WHAT IS BEING ASKED.
The answer is one number: how many lines in the data below hold "SHIFT".

DATA LINES.
[BEGIN]

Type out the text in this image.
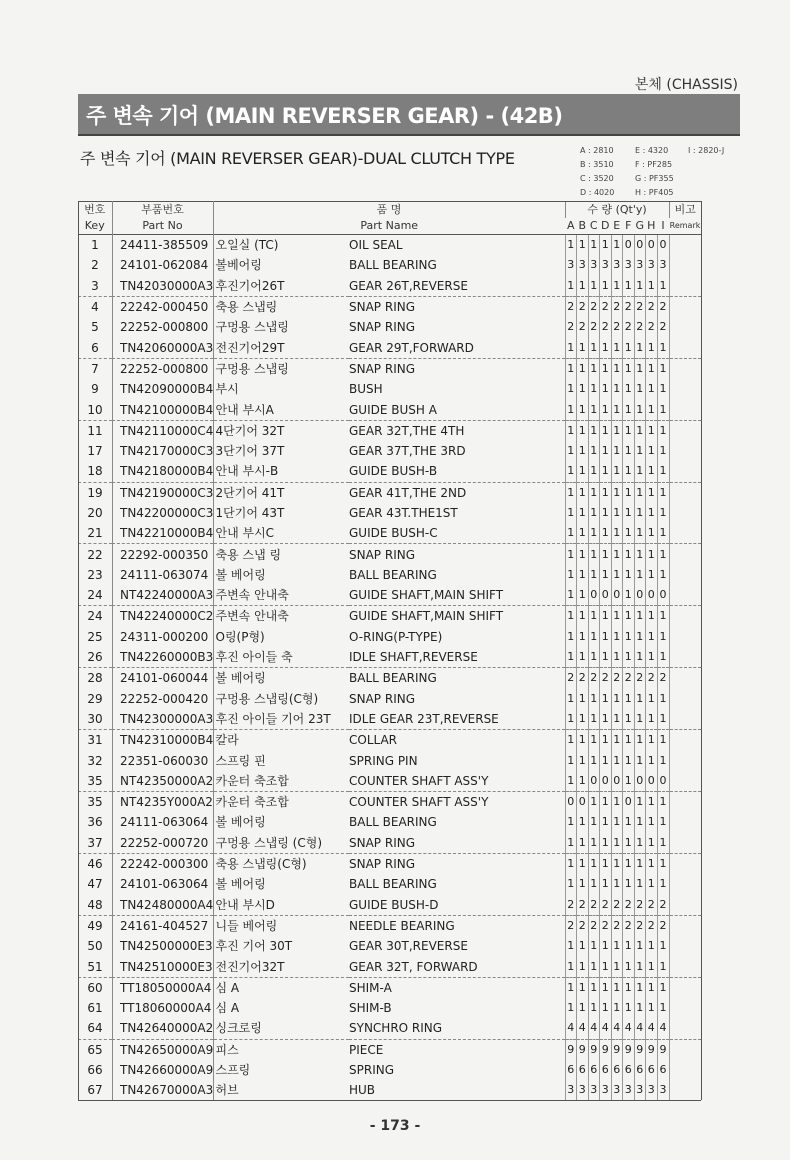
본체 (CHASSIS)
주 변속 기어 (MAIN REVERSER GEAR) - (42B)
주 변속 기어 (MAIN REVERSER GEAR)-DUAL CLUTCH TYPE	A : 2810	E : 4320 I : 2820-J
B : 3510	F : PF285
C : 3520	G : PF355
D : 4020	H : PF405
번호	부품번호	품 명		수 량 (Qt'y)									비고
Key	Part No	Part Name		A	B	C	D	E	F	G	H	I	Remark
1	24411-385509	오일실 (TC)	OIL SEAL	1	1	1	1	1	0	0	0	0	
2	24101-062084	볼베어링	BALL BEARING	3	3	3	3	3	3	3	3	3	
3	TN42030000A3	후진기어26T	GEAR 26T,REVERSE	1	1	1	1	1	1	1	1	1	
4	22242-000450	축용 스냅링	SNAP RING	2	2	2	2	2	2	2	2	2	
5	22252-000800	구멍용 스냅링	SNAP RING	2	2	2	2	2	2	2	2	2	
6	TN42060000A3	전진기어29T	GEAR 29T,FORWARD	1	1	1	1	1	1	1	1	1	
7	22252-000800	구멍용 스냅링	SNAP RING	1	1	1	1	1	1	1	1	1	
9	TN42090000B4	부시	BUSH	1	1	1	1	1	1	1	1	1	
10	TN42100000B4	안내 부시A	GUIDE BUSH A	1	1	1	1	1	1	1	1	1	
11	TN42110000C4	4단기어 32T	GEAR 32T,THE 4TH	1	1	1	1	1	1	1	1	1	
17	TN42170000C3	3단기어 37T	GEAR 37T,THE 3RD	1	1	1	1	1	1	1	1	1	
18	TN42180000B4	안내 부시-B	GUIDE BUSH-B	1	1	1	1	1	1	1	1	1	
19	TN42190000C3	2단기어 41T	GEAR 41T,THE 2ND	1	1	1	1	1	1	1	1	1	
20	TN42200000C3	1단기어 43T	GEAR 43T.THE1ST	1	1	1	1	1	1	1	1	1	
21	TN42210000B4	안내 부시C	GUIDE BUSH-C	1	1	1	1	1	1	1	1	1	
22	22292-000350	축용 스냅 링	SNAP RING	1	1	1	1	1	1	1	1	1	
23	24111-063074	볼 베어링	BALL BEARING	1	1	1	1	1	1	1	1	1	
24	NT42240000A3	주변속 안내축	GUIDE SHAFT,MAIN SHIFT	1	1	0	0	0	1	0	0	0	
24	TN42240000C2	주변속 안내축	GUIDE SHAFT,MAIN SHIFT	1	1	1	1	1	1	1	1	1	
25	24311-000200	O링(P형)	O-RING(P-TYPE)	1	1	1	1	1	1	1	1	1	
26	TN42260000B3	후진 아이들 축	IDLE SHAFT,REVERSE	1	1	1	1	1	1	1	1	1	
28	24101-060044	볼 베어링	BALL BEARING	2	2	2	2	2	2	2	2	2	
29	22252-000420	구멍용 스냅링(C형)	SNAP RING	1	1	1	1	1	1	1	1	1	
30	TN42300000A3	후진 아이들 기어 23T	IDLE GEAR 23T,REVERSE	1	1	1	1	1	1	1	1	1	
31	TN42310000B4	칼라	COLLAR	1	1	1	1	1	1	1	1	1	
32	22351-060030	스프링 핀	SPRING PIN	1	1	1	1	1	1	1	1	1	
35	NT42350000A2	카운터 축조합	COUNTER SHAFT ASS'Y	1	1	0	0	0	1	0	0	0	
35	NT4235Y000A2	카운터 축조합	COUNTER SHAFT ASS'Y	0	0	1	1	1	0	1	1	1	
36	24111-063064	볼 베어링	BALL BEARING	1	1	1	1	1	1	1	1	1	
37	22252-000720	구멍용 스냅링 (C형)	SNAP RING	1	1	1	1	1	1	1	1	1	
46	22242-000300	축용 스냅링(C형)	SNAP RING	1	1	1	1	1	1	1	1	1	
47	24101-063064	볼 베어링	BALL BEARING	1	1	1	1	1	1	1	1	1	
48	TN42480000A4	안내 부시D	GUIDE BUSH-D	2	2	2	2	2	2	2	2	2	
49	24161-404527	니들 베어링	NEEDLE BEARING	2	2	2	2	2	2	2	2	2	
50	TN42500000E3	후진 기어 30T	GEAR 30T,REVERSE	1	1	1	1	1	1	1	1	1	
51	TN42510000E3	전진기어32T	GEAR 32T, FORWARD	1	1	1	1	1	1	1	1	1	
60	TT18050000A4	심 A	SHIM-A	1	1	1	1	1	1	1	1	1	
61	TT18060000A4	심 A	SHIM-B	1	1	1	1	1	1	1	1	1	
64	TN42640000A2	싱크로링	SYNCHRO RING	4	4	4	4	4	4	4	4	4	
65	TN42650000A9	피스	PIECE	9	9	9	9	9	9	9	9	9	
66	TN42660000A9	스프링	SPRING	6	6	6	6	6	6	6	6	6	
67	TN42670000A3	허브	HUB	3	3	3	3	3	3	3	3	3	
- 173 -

[END]

WRITTEN SOLUTION.
2